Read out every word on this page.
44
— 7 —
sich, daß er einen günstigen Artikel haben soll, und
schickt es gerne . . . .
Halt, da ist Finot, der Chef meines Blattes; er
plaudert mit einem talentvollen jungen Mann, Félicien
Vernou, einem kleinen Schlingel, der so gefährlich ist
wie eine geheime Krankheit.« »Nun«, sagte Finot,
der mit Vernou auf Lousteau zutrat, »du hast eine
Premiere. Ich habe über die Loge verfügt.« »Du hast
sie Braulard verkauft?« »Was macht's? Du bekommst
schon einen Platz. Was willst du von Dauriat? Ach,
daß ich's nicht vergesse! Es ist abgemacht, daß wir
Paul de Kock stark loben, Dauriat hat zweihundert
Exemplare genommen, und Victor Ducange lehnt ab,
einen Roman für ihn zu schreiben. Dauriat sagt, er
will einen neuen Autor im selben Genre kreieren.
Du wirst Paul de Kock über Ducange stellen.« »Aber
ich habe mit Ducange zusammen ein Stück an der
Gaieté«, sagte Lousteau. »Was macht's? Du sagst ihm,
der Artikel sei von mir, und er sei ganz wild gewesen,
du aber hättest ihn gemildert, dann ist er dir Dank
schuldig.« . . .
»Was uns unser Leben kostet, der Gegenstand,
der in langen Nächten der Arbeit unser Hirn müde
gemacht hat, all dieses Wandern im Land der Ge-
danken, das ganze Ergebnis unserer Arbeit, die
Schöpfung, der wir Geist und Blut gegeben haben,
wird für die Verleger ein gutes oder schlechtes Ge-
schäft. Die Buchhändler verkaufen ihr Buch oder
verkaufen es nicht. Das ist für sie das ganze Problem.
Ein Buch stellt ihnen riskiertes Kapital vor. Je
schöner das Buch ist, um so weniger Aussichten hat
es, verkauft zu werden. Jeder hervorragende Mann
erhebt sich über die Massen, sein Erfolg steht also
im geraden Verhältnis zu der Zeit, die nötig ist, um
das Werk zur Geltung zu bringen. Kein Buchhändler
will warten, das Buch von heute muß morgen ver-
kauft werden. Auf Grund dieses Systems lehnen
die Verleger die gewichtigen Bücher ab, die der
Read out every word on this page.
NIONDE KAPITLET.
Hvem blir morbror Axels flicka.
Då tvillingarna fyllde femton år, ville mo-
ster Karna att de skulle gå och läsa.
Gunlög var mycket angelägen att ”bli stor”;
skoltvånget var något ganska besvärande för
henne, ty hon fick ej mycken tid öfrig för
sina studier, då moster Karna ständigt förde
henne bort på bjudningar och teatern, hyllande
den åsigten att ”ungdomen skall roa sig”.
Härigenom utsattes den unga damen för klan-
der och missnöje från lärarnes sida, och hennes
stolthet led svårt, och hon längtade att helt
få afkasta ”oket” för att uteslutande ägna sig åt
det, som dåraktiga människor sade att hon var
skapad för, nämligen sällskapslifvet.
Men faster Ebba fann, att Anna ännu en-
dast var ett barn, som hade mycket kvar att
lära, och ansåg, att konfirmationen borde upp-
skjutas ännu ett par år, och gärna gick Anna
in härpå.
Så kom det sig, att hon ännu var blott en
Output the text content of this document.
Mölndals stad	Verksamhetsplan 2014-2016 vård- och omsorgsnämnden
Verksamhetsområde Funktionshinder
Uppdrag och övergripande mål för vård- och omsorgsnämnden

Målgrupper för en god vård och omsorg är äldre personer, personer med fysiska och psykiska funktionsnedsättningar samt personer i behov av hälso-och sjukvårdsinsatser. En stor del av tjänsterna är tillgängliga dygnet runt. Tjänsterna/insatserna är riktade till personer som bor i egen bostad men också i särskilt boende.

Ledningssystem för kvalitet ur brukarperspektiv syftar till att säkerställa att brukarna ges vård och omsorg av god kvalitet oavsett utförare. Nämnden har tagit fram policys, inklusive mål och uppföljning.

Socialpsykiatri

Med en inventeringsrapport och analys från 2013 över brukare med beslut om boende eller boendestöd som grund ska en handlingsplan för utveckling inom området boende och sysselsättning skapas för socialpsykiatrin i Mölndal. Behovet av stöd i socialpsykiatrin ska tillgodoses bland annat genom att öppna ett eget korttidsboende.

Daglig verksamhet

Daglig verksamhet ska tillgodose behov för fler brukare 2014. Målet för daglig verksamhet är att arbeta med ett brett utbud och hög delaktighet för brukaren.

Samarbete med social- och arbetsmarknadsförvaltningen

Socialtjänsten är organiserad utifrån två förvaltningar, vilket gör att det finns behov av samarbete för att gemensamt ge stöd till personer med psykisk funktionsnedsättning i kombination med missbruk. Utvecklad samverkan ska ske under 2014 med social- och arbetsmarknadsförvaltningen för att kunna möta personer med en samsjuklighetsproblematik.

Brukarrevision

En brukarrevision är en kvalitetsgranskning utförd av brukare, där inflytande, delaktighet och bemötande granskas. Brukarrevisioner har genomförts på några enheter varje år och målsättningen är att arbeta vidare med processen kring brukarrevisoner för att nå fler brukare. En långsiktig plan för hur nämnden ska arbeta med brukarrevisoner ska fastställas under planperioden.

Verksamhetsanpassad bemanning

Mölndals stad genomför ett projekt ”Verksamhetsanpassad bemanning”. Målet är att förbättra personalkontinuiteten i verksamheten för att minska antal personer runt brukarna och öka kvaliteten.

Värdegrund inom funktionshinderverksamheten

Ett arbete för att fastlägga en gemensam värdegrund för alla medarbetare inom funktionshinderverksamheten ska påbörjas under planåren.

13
————
◆ WHAT YOU HAVE TO DO:
Now write the data shown above out again, word for word.

◆ FINISHED EXERCISE:
Read out every word on this page.
44
— 7 —
sich, daß er einen günstigen Artikel haben soll, und
schickt es gerne . . . .
Halt, da ist Finot, der Chef meines Blattes; er
plaudert mit einem talentvollen jungen Mann, Félicien
Vernou, einem kleinen Schlingel, der so gefährlich ist
wie eine geheime Krankheit.« »Nun«, sagte Finot,
der mit Vernou auf Lousteau zutrat, »du hast eine
Premiere. Ich habe über die Loge verfügt.« »Du hast
sie Braulard verkauft?« »Was macht's? Du bekommst
schon einen Platz. Was willst du von Dauriat? Ach,
daß ich's nicht vergesse! Es ist abgemacht, daß wir
Paul de Kock stark loben, Dauriat hat zweihundert
Exemplare genommen, und Victor Ducange lehnt ab,
einen Roman für ihn zu schreiben. Dauriat sagt, er
will einen neuen Autor im selben Genre kreieren.
Du wirst Paul de Kock über Ducange stellen.« »Aber
ich habe mit Ducange zusammen ein Stück an der
Gaieté«, sagte Lousteau. »Was macht's? Du sagst ihm,
der Artikel sei von mir, und er sei ganz wild gewesen,
du aber hättest ihn gemildert, dann ist er dir Dank
schuldig.« . . .
»Was uns unser Leben kostet, der Gegenstand,
der in langen Nächten der Arbeit unser Hirn müde
gemacht hat, all dieses Wandern im Land der Ge-
danken, das ganze Ergebnis unserer Arbeit, die
Schöpfung, der wir Geist und Blut gegeben haben,
wird für die Verleger ein gutes oder schlechtes Ge-
schäft. Die Buchhändler verkaufen ihr Buch oder
verkaufen es nicht. Das ist für sie das ganze Problem.
Ein Buch stellt ihnen riskiertes Kapital vor. Je
schöner das Buch ist, um so weniger Aussichten hat
es, verkauft zu werden. Jeder hervorragende Mann
erhebt sich über die Massen, sein Erfolg steht also
im geraden Verhältnis zu der Zeit, die nötig ist, um
das Werk zur Geltung zu bringen. Kein Buchhändler
will warten, das Buch von heute muß morgen ver-
kauft werden. Auf Grund dieses Systems lehnen
die Verleger die gewichtigen Bücher ab, die der
Read out every word on this page.
NIONDE KAPITLET.
Hvem blir morbror Axels flicka.
Då tvillingarna fyllde femton år, ville mo-
ster Karna att de skulle gå och läsa.
Gunlög var mycket angelägen att ”bli stor”;
skoltvånget var något ganska besvärande för
henne, ty hon fick ej mycken tid öfrig för
sina studier, då moster Karna ständigt förde
henne bort på bjudningar och teatern, hyllande
den åsigten att ”ungdomen skall roa sig”.
Härigenom utsattes den unga damen för klan-
der och missnöje från lärarnes sida, och hennes
stolthet led svårt, och hon längtade att helt
få afkasta ”oket” för att uteslutande ägna sig åt
det, som dåraktiga människor sade att hon var
skapad för, nämligen sällskapslifvet.
Men faster Ebba fann, att Anna ännu en-
dast var ett barn, som hade mycket kvar att
lära, och ansåg, att konfirmationen borde upp-
skjutas ännu ett par år, och gärna gick Anna
in härpå.
Så kom det sig, att hon ännu var blott en
Output the text content of this document.
Mölndals stad	Verksamhetsplan 2014-2016 vård- och omsorgsnämnden
Verksamhetsområde Funktionshinder
Uppdrag och övergripande mål för vård- och omsorgsnämnden

Målgrupper för en god vård och omsorg är äldre personer, personer med fysiska och psykiska funktionsnedsättningar samt personer i behov av hälso-och sjukvårdsinsatser. En stor del av tjänsterna är tillgängliga dygnet runt. Tjänsterna/insatserna är riktade till personer som bor i egen bostad men också i särskilt boende.

Ledningssystem för kvalitet ur brukarperspektiv syftar till att säkerställa att brukarna ges vård och omsorg av god kvalitet oavsett utförare. Nämnden har tagit fram policys, inklusive mål och uppföljning.

Socialpsykiatri

Med en inventeringsrapport och analys från 2013 över brukare med beslut om boende eller boendestöd som grund ska en handlingsplan för utveckling inom området boende och sysselsättning skapas för socialpsykiatrin i Mölndal. Behovet av stöd i socialpsykiatrin ska tillgodoses bland annat genom att öppna ett eget korttidsboende.

Daglig verksamhet

Daglig verksamhet ska tillgodose behov för fler brukare 2014. Målet för daglig verksamhet är att arbeta med ett brett utbud och hög delaktighet för brukaren.

Samarbete med social- och arbetsmarknadsförvaltningen

Socialtjänsten är organiserad utifrån två förvaltningar, vilket gör att det finns behov av samarbete för att gemensamt ge stöd till personer med psykisk funktionsnedsättning i kombination med missbruk. Utvecklad samverkan ska ske under 2014 med social- och arbetsmarknadsförvaltningen för att kunna möta personer med en samsjuklighetsproblematik.

Brukarrevision

En brukarrevision är en kvalitetsgranskning utförd av brukare, där inflytande, delaktighet och bemötande granskas. Brukarrevisioner har genomförts på några enheter varje år och målsättningen är att arbeta vidare med processen kring brukarrevisoner för att nå fler brukare. En långsiktig plan för hur nämnden ska arbeta med brukarrevisoner ska fastställas under planperioden.

Verksamhetsanpassad bemanning

Mölndals stad genomför ett projekt ”Verksamhetsanpassad bemanning”. Målet är att förbättra personalkontinuiteten i verksamheten för att minska antal personer runt brukarna och öka kvaliteten.

Värdegrund inom funktionshinderverksamheten

Ett arbete för att fastlägga en gemensam värdegrund för alla medarbetare inom funktionshinderverksamheten ska påbörjas under planåren.

13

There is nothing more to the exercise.